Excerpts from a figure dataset
+++

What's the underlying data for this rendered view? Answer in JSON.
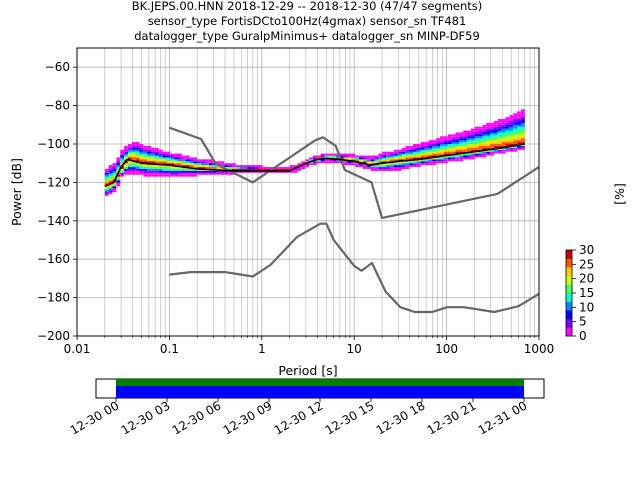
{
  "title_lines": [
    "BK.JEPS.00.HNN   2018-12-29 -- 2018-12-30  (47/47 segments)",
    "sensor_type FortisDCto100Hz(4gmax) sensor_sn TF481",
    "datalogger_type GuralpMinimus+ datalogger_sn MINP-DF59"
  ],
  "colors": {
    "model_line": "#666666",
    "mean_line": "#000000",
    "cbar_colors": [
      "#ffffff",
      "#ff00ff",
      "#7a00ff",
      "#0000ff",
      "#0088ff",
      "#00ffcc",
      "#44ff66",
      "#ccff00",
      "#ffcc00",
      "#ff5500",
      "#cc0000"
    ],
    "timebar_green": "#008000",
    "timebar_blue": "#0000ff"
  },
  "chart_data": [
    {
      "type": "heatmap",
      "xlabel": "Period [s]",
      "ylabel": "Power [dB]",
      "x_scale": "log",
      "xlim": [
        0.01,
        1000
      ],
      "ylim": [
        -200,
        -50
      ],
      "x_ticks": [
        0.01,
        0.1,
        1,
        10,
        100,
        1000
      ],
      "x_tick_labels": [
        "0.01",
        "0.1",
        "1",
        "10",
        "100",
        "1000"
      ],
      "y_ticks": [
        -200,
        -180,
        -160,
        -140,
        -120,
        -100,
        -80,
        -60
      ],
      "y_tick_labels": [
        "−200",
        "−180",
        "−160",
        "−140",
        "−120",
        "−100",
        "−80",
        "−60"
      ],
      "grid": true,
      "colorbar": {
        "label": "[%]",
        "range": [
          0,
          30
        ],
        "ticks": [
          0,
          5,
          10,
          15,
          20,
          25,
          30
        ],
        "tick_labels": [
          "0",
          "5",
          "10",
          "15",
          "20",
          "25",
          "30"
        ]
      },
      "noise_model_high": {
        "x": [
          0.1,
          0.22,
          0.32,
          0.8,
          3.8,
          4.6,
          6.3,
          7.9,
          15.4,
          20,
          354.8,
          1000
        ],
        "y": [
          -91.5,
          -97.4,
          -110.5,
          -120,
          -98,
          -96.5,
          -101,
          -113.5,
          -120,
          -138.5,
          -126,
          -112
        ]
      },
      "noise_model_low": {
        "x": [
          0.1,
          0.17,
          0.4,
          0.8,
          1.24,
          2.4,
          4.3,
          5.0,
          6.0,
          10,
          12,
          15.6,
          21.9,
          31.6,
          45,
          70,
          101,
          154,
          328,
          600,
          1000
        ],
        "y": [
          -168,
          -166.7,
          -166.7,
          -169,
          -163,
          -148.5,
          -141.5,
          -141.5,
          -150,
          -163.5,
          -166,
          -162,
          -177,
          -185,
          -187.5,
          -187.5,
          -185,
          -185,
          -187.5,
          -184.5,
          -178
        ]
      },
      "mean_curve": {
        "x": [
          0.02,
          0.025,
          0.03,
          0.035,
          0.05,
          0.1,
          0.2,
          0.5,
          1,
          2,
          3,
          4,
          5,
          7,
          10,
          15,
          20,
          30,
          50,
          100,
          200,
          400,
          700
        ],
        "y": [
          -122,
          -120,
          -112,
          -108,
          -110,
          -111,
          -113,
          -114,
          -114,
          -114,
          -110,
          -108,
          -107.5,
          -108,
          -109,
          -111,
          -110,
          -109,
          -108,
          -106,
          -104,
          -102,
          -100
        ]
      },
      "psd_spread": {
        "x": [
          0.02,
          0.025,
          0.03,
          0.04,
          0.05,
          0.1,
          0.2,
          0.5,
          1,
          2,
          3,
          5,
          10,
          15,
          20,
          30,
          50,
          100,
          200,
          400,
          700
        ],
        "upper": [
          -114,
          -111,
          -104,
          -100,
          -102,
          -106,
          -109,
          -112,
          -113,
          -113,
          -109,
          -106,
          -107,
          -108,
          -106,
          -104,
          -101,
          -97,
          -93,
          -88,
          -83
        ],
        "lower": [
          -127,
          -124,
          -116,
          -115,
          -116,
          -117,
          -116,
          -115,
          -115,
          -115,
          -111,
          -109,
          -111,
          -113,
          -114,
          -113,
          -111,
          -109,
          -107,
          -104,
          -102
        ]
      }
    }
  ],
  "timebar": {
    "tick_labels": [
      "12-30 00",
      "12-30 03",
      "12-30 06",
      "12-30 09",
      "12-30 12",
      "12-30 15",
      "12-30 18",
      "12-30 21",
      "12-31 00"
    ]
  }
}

+++

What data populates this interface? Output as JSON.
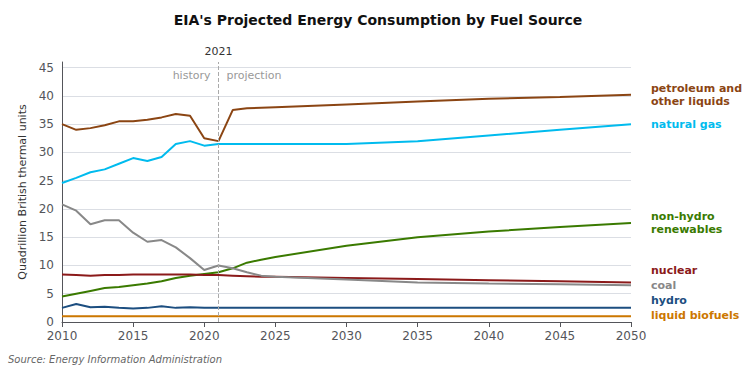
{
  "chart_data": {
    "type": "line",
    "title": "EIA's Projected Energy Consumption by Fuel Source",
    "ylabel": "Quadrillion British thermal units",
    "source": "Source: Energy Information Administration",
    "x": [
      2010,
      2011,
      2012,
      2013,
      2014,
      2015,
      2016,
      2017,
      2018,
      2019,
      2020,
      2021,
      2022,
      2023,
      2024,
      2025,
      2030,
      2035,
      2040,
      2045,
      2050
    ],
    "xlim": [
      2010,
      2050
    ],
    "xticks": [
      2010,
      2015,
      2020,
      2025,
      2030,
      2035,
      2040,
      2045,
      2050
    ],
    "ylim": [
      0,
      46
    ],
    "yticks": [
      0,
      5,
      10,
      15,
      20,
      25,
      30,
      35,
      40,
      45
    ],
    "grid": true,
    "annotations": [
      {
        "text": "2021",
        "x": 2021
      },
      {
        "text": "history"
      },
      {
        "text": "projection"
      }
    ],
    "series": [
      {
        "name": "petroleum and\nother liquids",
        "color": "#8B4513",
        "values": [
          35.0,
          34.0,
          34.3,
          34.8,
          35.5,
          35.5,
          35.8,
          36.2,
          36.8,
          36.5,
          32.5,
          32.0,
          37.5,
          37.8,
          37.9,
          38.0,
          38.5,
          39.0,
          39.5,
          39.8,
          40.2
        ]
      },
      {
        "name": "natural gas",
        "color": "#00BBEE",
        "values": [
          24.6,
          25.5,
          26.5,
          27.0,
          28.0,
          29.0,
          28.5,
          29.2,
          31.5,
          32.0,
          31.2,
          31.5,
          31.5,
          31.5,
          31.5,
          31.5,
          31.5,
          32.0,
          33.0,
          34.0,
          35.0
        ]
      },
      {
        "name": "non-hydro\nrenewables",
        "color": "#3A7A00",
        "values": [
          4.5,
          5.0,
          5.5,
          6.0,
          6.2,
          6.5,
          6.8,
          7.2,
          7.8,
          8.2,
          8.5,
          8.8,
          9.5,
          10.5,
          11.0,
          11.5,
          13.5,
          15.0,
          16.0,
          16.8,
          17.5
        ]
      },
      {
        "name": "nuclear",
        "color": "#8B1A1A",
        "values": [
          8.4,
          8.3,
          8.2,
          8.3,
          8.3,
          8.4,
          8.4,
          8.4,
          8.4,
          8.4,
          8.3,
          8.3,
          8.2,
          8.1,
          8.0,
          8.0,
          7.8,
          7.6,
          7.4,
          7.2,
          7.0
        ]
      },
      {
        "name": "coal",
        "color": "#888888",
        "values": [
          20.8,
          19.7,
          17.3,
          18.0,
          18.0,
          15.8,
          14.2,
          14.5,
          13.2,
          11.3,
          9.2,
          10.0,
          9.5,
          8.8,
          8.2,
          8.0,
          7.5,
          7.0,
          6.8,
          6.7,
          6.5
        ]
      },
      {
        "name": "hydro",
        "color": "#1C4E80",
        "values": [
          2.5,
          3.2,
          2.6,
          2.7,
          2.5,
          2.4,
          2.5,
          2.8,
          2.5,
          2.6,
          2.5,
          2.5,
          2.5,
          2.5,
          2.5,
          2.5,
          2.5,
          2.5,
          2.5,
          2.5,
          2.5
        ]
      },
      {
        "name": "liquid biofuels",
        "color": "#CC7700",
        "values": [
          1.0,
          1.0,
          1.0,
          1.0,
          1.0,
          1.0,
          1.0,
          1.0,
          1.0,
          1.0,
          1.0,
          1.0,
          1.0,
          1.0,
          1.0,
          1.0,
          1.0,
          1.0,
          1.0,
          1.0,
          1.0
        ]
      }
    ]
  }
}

+++

▶ **Task directions**: Look through the data above. Each line containing the word "JSON" needs to be copied.

▶ **Reply**:
What's the underlying data for this rendered view? Answer in JSON.
What data populates this interface? Output as JSON.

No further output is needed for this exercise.